▸ Short task: Every entry below must appear again, exactly as written.

▸ Given records:

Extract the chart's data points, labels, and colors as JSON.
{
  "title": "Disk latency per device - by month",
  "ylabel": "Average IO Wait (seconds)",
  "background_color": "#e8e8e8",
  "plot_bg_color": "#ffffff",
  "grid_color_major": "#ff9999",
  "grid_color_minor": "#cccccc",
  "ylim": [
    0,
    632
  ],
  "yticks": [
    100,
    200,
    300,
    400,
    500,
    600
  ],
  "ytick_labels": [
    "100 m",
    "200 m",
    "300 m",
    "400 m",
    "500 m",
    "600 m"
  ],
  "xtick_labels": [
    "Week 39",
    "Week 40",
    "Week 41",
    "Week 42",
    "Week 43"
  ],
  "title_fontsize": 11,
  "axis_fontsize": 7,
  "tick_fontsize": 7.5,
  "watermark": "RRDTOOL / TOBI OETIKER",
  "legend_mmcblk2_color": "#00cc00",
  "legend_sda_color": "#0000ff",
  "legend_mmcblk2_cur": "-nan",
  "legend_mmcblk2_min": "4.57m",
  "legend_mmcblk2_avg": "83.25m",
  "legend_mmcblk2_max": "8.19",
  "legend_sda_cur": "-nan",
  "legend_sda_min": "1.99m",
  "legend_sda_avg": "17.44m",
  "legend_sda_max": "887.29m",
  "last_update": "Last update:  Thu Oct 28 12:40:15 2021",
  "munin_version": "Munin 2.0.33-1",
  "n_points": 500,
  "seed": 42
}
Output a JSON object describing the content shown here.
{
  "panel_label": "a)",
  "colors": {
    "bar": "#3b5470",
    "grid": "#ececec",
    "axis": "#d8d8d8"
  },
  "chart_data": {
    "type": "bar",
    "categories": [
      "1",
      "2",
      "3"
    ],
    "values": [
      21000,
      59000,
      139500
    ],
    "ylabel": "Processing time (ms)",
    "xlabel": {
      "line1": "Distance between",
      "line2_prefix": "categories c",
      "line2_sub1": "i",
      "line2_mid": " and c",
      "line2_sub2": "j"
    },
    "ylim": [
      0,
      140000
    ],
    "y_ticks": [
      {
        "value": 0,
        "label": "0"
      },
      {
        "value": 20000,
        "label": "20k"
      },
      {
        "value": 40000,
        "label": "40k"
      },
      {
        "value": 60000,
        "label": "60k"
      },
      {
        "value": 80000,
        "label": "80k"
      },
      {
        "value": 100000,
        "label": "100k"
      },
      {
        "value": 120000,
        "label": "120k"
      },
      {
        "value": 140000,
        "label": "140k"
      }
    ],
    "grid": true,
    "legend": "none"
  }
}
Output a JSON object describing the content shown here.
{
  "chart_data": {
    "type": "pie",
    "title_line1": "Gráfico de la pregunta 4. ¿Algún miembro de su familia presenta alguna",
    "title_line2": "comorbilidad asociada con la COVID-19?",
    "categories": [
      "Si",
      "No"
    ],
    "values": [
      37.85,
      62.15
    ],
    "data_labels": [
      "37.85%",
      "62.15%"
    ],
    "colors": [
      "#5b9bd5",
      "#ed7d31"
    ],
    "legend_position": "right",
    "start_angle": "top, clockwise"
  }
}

▸ Final result:
Extract the chart's data points, labels, and colors as JSON.
{
  "title": "Disk latency per device - by month",
  "ylabel": "Average IO Wait (seconds)",
  "background_color": "#e8e8e8",
  "plot_bg_color": "#ffffff",
  "grid_color_major": "#ff9999",
  "grid_color_minor": "#cccccc",
  "ylim": [
    0,
    632
  ],
  "yticks": [
    100,
    200,
    300,
    400,
    500,
    600
  ],
  "ytick_labels": [
    "100 m",
    "200 m",
    "300 m",
    "400 m",
    "500 m",
    "600 m"
  ],
  "xtick_labels": [
    "Week 39",
    "Week 40",
    "Week 41",
    "Week 42",
    "Week 43"
  ],
  "title_fontsize": 11,
  "axis_fontsize": 7,
  "tick_fontsize": 7.5,
  "watermark": "RRDTOOL / TOBI OETIKER",
  "legend_mmcblk2_color": "#00cc00",
  "legend_sda_color": "#0000ff",
  "legend_mmcblk2_cur": "-nan",
  "legend_mmcblk2_min": "4.57m",
  "legend_mmcblk2_avg": "83.25m",
  "legend_mmcblk2_max": "8.19",
  "legend_sda_cur": "-nan",
  "legend_sda_min": "1.99m",
  "legend_sda_avg": "17.44m",
  "legend_sda_max": "887.29m",
  "last_update": "Last update:  Thu Oct 28 12:40:15 2021",
  "munin_version": "Munin 2.0.33-1",
  "n_points": 500,
  "seed": 42
}
Output a JSON object describing the content shown here.
{
  "panel_label": "a)",
  "colors": {
    "bar": "#3b5470",
    "grid": "#ececec",
    "axis": "#d8d8d8"
  },
  "chart_data": {
    "type": "bar",
    "categories": [
      "1",
      "2",
      "3"
    ],
    "values": [
      21000,
      59000,
      139500
    ],
    "ylabel": "Processing time (ms)",
    "xlabel": {
      "line1": "Distance between",
      "line2_prefix": "categories c",
      "line2_sub1": "i",
      "line2_mid": " and c",
      "line2_sub2": "j"
    },
    "ylim": [
      0,
      140000
    ],
    "y_ticks": [
      {
        "value": 0,
        "label": "0"
      },
      {
        "value": 20000,
        "label": "20k"
      },
      {
        "value": 40000,
        "label": "40k"
      },
      {
        "value": 60000,
        "label": "60k"
      },
      {
        "value": 80000,
        "label": "80k"
      },
      {
        "value": 100000,
        "label": "100k"
      },
      {
        "value": 120000,
        "label": "120k"
      },
      {
        "value": 140000,
        "label": "140k"
      }
    ],
    "grid": true,
    "legend": "none"
  }
}
Output a JSON object describing the content shown here.
{
  "chart_data": {
    "type": "pie",
    "title_line1": "Gráfico de la pregunta 4. ¿Algún miembro de su familia presenta alguna",
    "title_line2": "comorbilidad asociada con la COVID-19?",
    "categories": [
      "Si",
      "No"
    ],
    "values": [
      37.85,
      62.15
    ],
    "data_labels": [
      "37.85%",
      "62.15%"
    ],
    "colors": [
      "#5b9bd5",
      "#ed7d31"
    ],
    "legend_position": "right",
    "start_angle": "top, clockwise"
  }
}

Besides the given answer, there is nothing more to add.